## start Provided records

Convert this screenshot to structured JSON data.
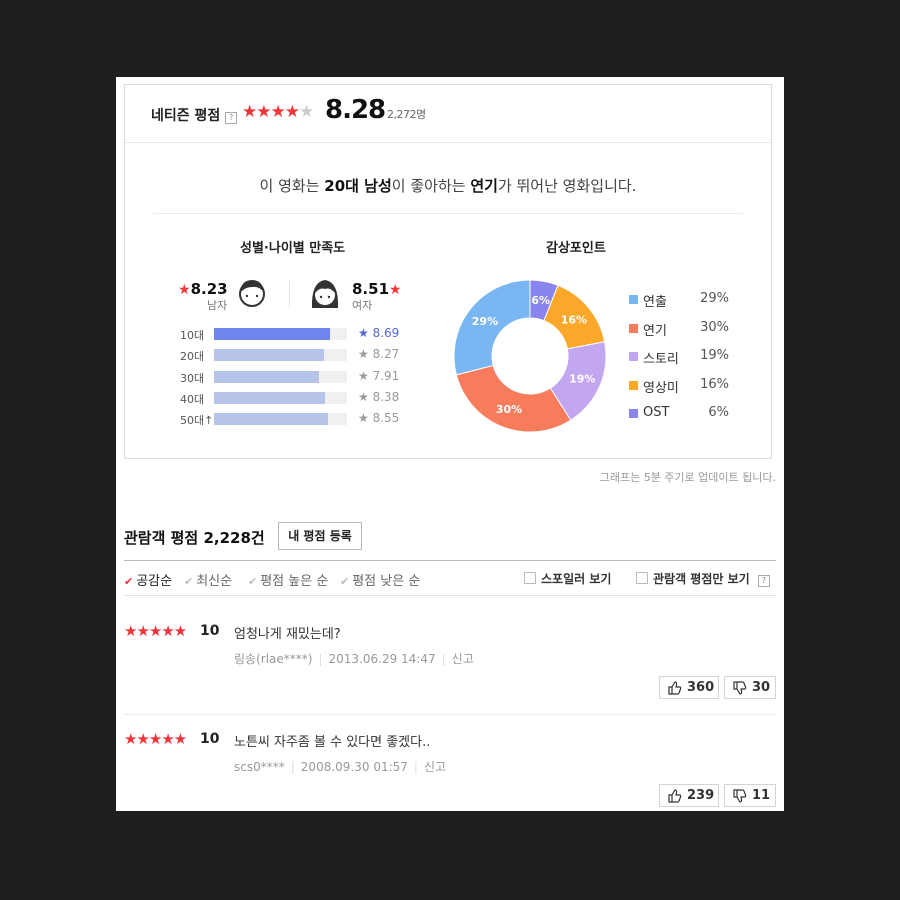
{
  "netizen": {
    "title": "네티즌 평점",
    "help": "?",
    "score": "8.28",
    "count": "2,272명",
    "stars_on": 4
  },
  "summary": {
    "pre": "이 영화는 ",
    "demo": "20대 남성",
    "mid": "이 좋아하는 ",
    "point": "연기",
    "post": "가 뛰어난 영화입니다."
  },
  "demographics": {
    "title": "성별·나이별 만족도",
    "male": {
      "score": "8.23",
      "label": "남자"
    },
    "female": {
      "score": "8.51",
      "label": "여자"
    },
    "ages": [
      {
        "label": "10대",
        "score": "8.69",
        "value": 8.69,
        "highlight": true
      },
      {
        "label": "20대",
        "score": "8.27",
        "value": 8.27,
        "highlight": false
      },
      {
        "label": "30대",
        "score": "7.91",
        "value": 7.91,
        "highlight": false
      },
      {
        "label": "40대",
        "score": "8.38",
        "value": 8.38,
        "highlight": false
      },
      {
        "label": "50대↑",
        "score": "8.55",
        "value": 8.55,
        "highlight": false
      }
    ]
  },
  "points": {
    "title": "감상포인트",
    "items": [
      {
        "name": "연출",
        "pct": "29%",
        "value": 29,
        "color": "#7ab6f2"
      },
      {
        "name": "연기",
        "pct": "30%",
        "value": 30,
        "color": "#f77c5b"
      },
      {
        "name": "스토리",
        "pct": "19%",
        "value": 19,
        "color": "#c3a6f0"
      },
      {
        "name": "영상미",
        "pct": "16%",
        "value": 16,
        "color": "#f9a82a"
      },
      {
        "name": "OST",
        "pct": "6%",
        "value": 6,
        "color": "#8a84ef"
      }
    ]
  },
  "chart_data": {
    "type": "pie",
    "categories": [
      "연출",
      "연기",
      "스토리",
      "영상미",
      "OST"
    ],
    "values": [
      29,
      30,
      19,
      16,
      6
    ],
    "title": "감상포인트"
  },
  "update_note": "그래프는 5분 주기로 업데이트 됩니다.",
  "audience": {
    "title": "관람객 평점 2,228건",
    "register_button": "내 평점 등록",
    "sorts": [
      {
        "label": "공감순",
        "active": true
      },
      {
        "label": "최신순",
        "active": false
      },
      {
        "label": "평점 높은 순",
        "active": false
      },
      {
        "label": "평점 낮은 순",
        "active": false
      }
    ],
    "spoiler_label": "스포일러 보기",
    "audience_only_label": "관람객 평점만 보기",
    "help": "?"
  },
  "reviews": [
    {
      "stars": "★★★★★",
      "score": "10",
      "text": "엄청나게 재밌는데?",
      "user": "링송(rlae****)",
      "date": "2013.06.29 14:47",
      "report": "신고",
      "likes": "360",
      "dislikes": "30"
    },
    {
      "stars": "★★★★★",
      "score": "10",
      "text": "노튼씨 자주좀 볼 수 있다면 좋겠다..",
      "user": "scs0****",
      "date": "2008.09.30 01:57",
      "report": "신고",
      "likes": "239",
      "dislikes": "11"
    }
  ]
}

## end Provided records

> Task prompt
Repeat the data above exactly, but not the pictures.

> Response
Convert this screenshot to structured JSON data.
{
  "netizen": {
    "title": "네티즌 평점",
    "help": "?",
    "score": "8.28",
    "count": "2,272명",
    "stars_on": 4
  },
  "summary": {
    "pre": "이 영화는 ",
    "demo": "20대 남성",
    "mid": "이 좋아하는 ",
    "point": "연기",
    "post": "가 뛰어난 영화입니다."
  },
  "demographics": {
    "title": "성별·나이별 만족도",
    "male": {
      "score": "8.23",
      "label": "남자"
    },
    "female": {
      "score": "8.51",
      "label": "여자"
    },
    "ages": [
      {
        "label": "10대",
        "score": "8.69",
        "value": 8.69,
        "highlight": true
      },
      {
        "label": "20대",
        "score": "8.27",
        "value": 8.27,
        "highlight": false
      },
      {
        "label": "30대",
        "score": "7.91",
        "value": 7.91,
        "highlight": false
      },
      {
        "label": "40대",
        "score": "8.38",
        "value": 8.38,
        "highlight": false
      },
      {
        "label": "50대↑",
        "score": "8.55",
        "value": 8.55,
        "highlight": false
      }
    ]
  },
  "points": {
    "title": "감상포인트",
    "items": [
      {
        "name": "연출",
        "pct": "29%",
        "value": 29,
        "color": "#7ab6f2"
      },
      {
        "name": "연기",
        "pct": "30%",
        "value": 30,
        "color": "#f77c5b"
      },
      {
        "name": "스토리",
        "pct": "19%",
        "value": 19,
        "color": "#c3a6f0"
      },
      {
        "name": "영상미",
        "pct": "16%",
        "value": 16,
        "color": "#f9a82a"
      },
      {
        "name": "OST",
        "pct": "6%",
        "value": 6,
        "color": "#8a84ef"
      }
    ]
  },
  "chart_data": {
    "type": "pie",
    "categories": [
      "연출",
      "연기",
      "스토리",
      "영상미",
      "OST"
    ],
    "values": [
      29,
      30,
      19,
      16,
      6
    ],
    "title": "감상포인트"
  },
  "update_note": "그래프는 5분 주기로 업데이트 됩니다.",
  "audience": {
    "title": "관람객 평점 2,228건",
    "register_button": "내 평점 등록",
    "sorts": [
      {
        "label": "공감순",
        "active": true
      },
      {
        "label": "최신순",
        "active": false
      },
      {
        "label": "평점 높은 순",
        "active": false
      },
      {
        "label": "평점 낮은 순",
        "active": false
      }
    ],
    "spoiler_label": "스포일러 보기",
    "audience_only_label": "관람객 평점만 보기",
    "help": "?"
  },
  "reviews": [
    {
      "stars": "★★★★★",
      "score": "10",
      "text": "엄청나게 재밌는데?",
      "user": "링송(rlae****)",
      "date": "2013.06.29 14:47",
      "report": "신고",
      "likes": "360",
      "dislikes": "30"
    },
    {
      "stars": "★★★★★",
      "score": "10",
      "text": "노튼씨 자주좀 볼 수 있다면 좋겠다..",
      "user": "scs0****",
      "date": "2008.09.30 01:57",
      "report": "신고",
      "likes": "239",
      "dislikes": "11"
    }
  ]
}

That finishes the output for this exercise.